(What the task asks)
Repeat the full listing below verbatim and keep the images out.

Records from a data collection

______

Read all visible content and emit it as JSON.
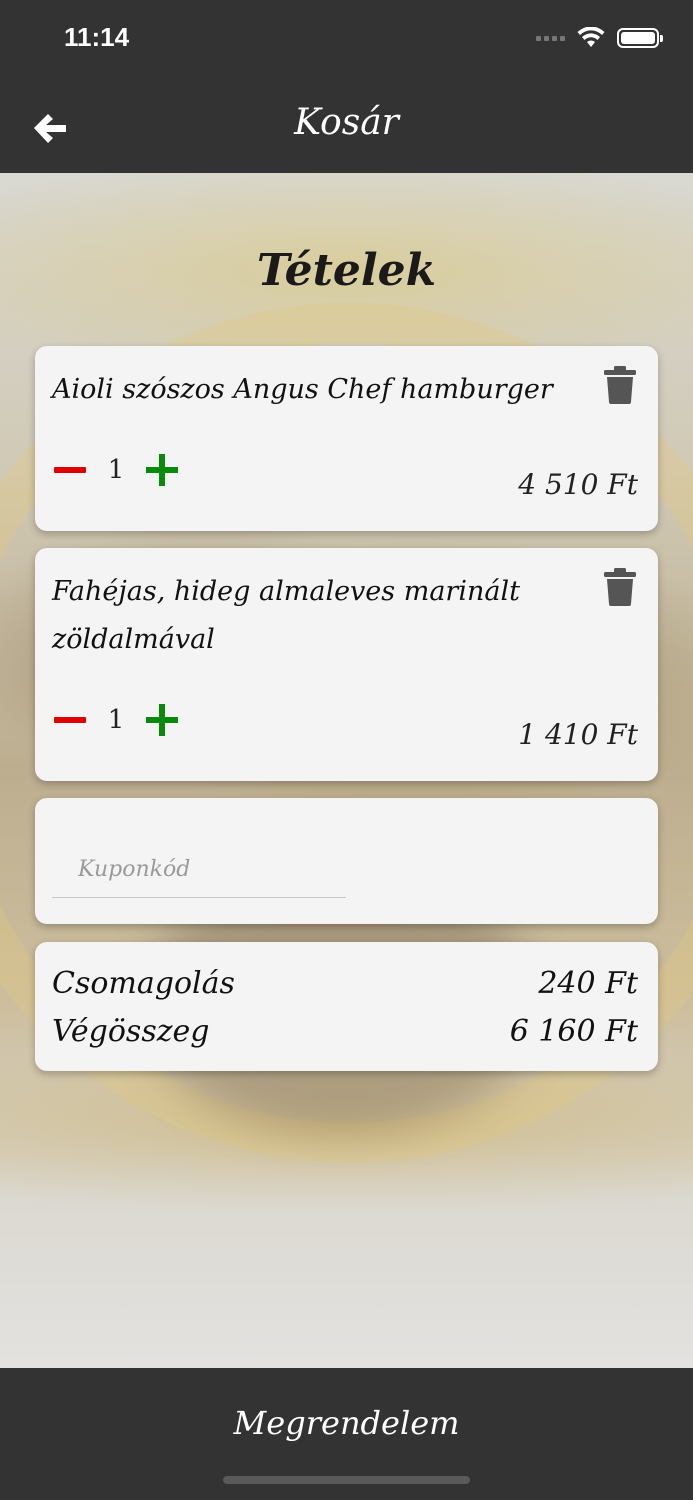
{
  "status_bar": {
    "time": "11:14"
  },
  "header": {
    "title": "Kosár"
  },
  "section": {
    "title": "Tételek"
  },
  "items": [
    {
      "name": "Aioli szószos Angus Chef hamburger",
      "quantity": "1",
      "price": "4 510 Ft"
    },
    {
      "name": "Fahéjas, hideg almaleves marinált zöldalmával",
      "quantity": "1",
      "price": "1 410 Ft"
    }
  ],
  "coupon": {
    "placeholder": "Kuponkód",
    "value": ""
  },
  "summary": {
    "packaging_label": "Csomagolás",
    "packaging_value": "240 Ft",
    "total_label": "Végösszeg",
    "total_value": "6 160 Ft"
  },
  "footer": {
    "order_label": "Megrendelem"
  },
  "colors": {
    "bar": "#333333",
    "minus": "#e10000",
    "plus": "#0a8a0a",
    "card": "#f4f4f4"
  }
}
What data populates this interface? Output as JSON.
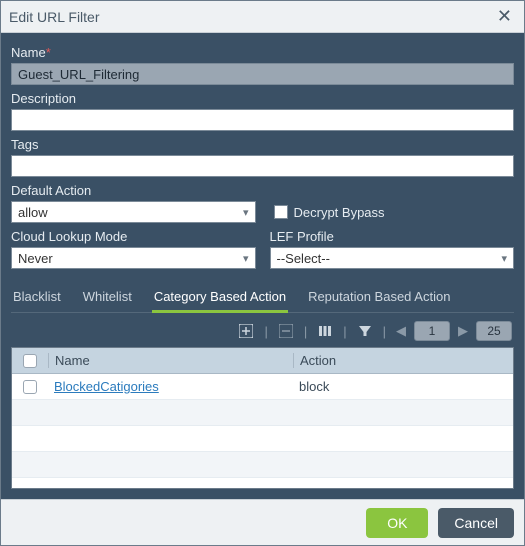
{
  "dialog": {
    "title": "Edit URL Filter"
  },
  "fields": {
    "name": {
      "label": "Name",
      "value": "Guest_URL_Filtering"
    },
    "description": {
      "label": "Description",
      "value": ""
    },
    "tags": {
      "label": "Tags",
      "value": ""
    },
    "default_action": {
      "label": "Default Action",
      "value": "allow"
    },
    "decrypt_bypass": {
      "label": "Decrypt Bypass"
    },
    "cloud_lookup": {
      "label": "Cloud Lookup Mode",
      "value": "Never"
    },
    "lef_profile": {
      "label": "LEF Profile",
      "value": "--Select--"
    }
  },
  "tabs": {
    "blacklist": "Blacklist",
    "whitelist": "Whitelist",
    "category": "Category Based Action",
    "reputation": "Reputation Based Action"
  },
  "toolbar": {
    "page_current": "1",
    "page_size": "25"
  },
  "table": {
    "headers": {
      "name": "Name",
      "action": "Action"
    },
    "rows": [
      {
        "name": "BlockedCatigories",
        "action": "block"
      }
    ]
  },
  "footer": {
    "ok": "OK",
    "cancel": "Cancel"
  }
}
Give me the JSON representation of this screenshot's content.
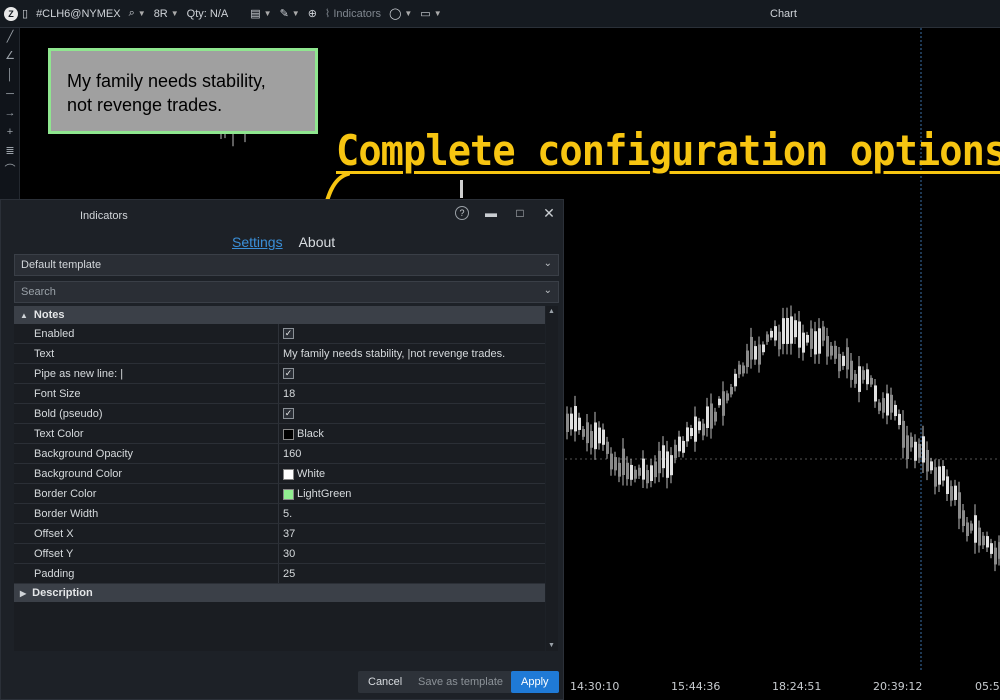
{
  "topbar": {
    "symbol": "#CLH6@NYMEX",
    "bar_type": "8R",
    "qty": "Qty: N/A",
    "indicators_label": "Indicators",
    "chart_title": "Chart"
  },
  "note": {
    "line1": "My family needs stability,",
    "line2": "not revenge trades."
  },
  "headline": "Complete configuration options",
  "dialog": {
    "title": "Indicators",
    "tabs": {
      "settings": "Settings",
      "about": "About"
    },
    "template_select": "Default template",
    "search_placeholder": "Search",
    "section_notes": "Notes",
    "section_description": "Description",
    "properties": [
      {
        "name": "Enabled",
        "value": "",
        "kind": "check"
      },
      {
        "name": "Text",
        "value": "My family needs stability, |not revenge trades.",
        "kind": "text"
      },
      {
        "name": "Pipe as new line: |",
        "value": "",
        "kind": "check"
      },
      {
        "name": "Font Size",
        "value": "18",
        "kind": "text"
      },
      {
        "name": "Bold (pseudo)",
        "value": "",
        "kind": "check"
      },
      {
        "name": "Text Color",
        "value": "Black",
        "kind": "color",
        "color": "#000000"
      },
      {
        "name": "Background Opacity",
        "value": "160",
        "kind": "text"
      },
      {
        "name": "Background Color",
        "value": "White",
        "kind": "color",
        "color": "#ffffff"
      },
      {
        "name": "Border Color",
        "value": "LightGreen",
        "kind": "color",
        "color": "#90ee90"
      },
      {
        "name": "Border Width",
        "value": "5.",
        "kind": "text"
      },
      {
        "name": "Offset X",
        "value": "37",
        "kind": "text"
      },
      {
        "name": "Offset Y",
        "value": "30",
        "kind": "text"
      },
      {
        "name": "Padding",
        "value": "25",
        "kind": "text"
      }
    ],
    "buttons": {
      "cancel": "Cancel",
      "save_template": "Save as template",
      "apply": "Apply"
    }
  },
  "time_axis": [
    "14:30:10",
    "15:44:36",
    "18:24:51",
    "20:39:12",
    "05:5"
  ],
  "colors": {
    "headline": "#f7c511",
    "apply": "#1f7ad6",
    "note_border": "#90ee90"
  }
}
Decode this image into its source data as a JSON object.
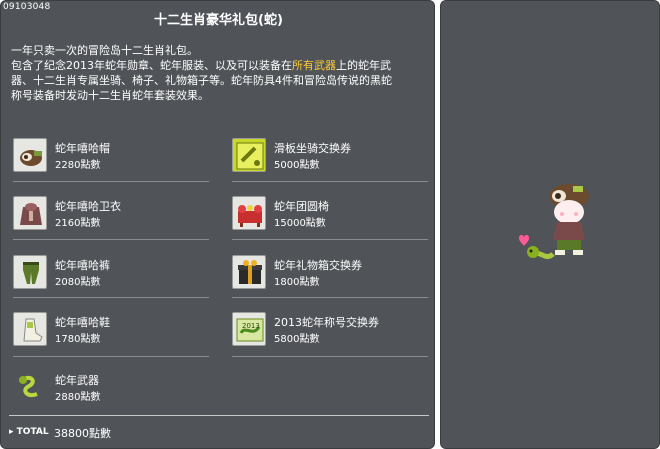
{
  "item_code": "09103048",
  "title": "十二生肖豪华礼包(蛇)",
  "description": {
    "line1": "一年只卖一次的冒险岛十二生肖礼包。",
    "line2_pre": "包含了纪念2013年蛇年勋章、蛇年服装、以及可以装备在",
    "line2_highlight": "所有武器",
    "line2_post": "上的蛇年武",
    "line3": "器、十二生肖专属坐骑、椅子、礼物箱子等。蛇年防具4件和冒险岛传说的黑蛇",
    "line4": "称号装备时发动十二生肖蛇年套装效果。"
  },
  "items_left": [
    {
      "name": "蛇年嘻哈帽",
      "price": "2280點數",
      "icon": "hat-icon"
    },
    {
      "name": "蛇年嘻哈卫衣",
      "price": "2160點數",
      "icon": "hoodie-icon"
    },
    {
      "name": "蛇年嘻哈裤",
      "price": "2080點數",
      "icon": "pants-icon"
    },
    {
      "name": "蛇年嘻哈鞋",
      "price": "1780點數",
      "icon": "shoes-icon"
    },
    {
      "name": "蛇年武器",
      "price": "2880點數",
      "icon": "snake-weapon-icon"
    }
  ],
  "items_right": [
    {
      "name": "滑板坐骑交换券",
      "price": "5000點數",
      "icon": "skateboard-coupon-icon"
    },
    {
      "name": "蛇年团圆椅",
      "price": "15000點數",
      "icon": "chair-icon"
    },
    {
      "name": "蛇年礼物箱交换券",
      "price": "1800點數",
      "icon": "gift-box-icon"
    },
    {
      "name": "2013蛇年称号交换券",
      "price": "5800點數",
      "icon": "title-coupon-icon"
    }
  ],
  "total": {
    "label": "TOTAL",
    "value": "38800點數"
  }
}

______

(Result)
Read all visible content and emit it as JSON.
{
  "status_bar": {
    "time": "11:14"
  },
  "header": {
    "title": "Kosár"
  },
  "section": {
    "title": "Tételek"
  },
  "items": [
    {
      "name": "Aioli szószos Angus Chef hamburger",
      "quantity": "1",
      "price": "4 510 Ft"
    },
    {
      "name": "Fahéjas, hideg almaleves marinált zöldalmával",
      "quantity": "1",
      "price": "1 410 Ft"
    }
  ],
  "coupon": {
    "placeholder": "Kuponkód",
    "value": ""
  },
  "summary": {
    "packaging_label": "Csomagolás",
    "packaging_value": "240 Ft",
    "total_label": "Végösszeg",
    "total_value": "6 160 Ft"
  },
  "footer": {
    "order_label": "Megrendelem"
  },
  "colors": {
    "bar": "#333333",
    "minus": "#e10000",
    "plus": "#0a8a0a",
    "card": "#f4f4f4"
  }
}
What data populates this interface? Output as JSON.
{
  "dialog": {
    "title": "Edit URL Filter"
  },
  "fields": {
    "name": {
      "label": "Name",
      "value": "Guest_URL_Filtering"
    },
    "description": {
      "label": "Description",
      "value": ""
    },
    "tags": {
      "label": "Tags",
      "value": ""
    },
    "default_action": {
      "label": "Default Action",
      "value": "allow"
    },
    "decrypt_bypass": {
      "label": "Decrypt Bypass"
    },
    "cloud_lookup": {
      "label": "Cloud Lookup Mode",
      "value": "Never"
    },
    "lef_profile": {
      "label": "LEF Profile",
      "value": "--Select--"
    }
  },
  "tabs": {
    "blacklist": "Blacklist",
    "whitelist": "Whitelist",
    "category": "Category Based Action",
    "reputation": "Reputation Based Action"
  },
  "toolbar": {
    "page_current": "1",
    "page_size": "25"
  },
  "table": {
    "headers": {
      "name": "Name",
      "action": "Action"
    },
    "rows": [
      {
        "name": "BlockedCatigories",
        "action": "block"
      }
    ]
  },
  "footer": {
    "ok": "OK",
    "cancel": "Cancel"
  }
}
Give me the JSON representation of this screenshot's content.
{
  "topbar": {
    "symbol": "#CLH6@NYMEX",
    "bar_type": "8R",
    "qty": "Qty: N/A",
    "indicators_label": "Indicators",
    "chart_title": "Chart"
  },
  "note": {
    "line1": "My family needs stability,",
    "line2": "not revenge trades."
  },
  "headline": "Complete configuration options",
  "dialog": {
    "title": "Indicators",
    "tabs": {
      "settings": "Settings",
      "about": "About"
    },
    "template_select": "Default template",
    "search_placeholder": "Search",
    "section_notes": "Notes",
    "section_description": "Description",
    "properties": [
      {
        "name": "Enabled",
        "value": "",
        "kind": "check"
      },
      {
        "name": "Text",
        "value": "My family needs stability, |not revenge trades.",
        "kind": "text"
      },
      {
        "name": "Pipe as new line: |",
        "value": "",
        "kind": "check"
      },
      {
        "name": "Font Size",
        "value": "18",
        "kind": "text"
      },
      {
        "name": "Bold (pseudo)",
        "value": "",
        "kind": "check"
      },
      {
        "name": "Text Color",
        "value": "Black",
        "kind": "color",
        "color": "#000000"
      },
      {
        "name": "Background Opacity",
        "value": "160",
        "kind": "text"
      },
      {
        "name": "Background Color",
        "value": "White",
        "kind": "color",
        "color": "#ffffff"
      },
      {
        "name": "Border Color",
        "value": "LightGreen",
        "kind": "color",
        "color": "#90ee90"
      },
      {
        "name": "Border Width",
        "value": "5.",
        "kind": "text"
      },
      {
        "name": "Offset X",
        "value": "37",
        "kind": "text"
      },
      {
        "name": "Offset Y",
        "value": "30",
        "kind": "text"
      },
      {
        "name": "Padding",
        "value": "25",
        "kind": "text"
      }
    ],
    "buttons": {
      "cancel": "Cancel",
      "save_template": "Save as template",
      "apply": "Apply"
    }
  },
  "time_axis": [
    "14:30:10",
    "15:44:36",
    "18:24:51",
    "20:39:12",
    "05:5"
  ],
  "colors": {
    "headline": "#f7c511",
    "apply": "#1f7ad6",
    "note_border": "#90ee90"
  }
}
Decode this image into its source data as a JSON object.
{
  "item_code": "09103048",
  "title": "十二生肖豪华礼包(蛇)",
  "description": {
    "line1": "一年只卖一次的冒险岛十二生肖礼包。",
    "line2_pre": "包含了纪念2013年蛇年勋章、蛇年服装、以及可以装备在",
    "line2_highlight": "所有武器",
    "line2_post": "上的蛇年武",
    "line3": "器、十二生肖专属坐骑、椅子、礼物箱子等。蛇年防具4件和冒险岛传说的黑蛇",
    "line4": "称号装备时发动十二生肖蛇年套装效果。"
  },
  "items_left": [
    {
      "name": "蛇年嘻哈帽",
      "price": "2280點數",
      "icon": "hat-icon"
    },
    {
      "name": "蛇年嘻哈卫衣",
      "price": "2160點數",
      "icon": "hoodie-icon"
    },
    {
      "name": "蛇年嘻哈裤",
      "price": "2080點數",
      "icon": "pants-icon"
    },
    {
      "name": "蛇年嘻哈鞋",
      "price": "1780點數",
      "icon": "shoes-icon"
    },
    {
      "name": "蛇年武器",
      "price": "2880點數",
      "icon": "snake-weapon-icon"
    }
  ],
  "items_right": [
    {
      "name": "滑板坐骑交换券",
      "price": "5000點數",
      "icon": "skateboard-coupon-icon"
    },
    {
      "name": "蛇年团圆椅",
      "price": "15000點數",
      "icon": "chair-icon"
    },
    {
      "name": "蛇年礼物箱交换券",
      "price": "1800點數",
      "icon": "gift-box-icon"
    },
    {
      "name": "2013蛇年称号交换券",
      "price": "5800點數",
      "icon": "title-coupon-icon"
    }
  ],
  "total": {
    "label": "TOTAL",
    "value": "38800點數"
  }
}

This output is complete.